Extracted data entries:
↓

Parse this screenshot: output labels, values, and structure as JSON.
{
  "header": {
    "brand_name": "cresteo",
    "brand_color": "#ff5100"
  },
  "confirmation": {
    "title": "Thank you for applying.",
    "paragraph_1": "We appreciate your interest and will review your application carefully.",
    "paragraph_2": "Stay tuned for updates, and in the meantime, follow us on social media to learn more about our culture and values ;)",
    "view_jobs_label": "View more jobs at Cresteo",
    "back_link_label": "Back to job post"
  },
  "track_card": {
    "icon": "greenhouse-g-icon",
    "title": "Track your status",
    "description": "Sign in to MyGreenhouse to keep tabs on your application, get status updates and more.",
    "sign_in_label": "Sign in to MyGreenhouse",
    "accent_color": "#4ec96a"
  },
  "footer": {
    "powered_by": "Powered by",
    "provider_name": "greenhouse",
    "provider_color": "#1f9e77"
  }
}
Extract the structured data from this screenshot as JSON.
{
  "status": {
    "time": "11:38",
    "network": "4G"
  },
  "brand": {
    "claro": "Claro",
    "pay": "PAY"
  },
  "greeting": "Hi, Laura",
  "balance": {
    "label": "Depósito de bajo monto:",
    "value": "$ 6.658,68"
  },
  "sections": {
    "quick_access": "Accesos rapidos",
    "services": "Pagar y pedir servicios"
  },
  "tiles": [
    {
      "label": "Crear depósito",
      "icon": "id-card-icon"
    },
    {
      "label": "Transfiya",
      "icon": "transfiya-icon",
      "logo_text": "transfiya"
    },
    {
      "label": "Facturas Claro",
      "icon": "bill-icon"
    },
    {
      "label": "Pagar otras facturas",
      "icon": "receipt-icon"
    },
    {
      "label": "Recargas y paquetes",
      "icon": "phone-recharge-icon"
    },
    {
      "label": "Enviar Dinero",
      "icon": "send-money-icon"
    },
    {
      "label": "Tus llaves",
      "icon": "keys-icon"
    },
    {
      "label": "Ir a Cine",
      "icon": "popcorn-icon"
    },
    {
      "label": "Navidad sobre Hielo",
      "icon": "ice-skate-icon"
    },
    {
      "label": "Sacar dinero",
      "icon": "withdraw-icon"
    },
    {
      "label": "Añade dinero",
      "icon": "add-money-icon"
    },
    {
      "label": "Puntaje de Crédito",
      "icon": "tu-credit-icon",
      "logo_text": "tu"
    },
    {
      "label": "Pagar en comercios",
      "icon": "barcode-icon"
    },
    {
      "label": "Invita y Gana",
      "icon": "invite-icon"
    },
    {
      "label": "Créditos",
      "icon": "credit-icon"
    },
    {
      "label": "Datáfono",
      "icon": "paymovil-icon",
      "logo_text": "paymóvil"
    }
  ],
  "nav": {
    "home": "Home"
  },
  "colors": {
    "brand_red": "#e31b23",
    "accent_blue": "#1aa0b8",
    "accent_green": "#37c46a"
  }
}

↑

PROBLEM TO SOLVE >> The string "screenshot" may appear in lines of the listing above; tally those lines and give the number only.

THE REPLY >> 2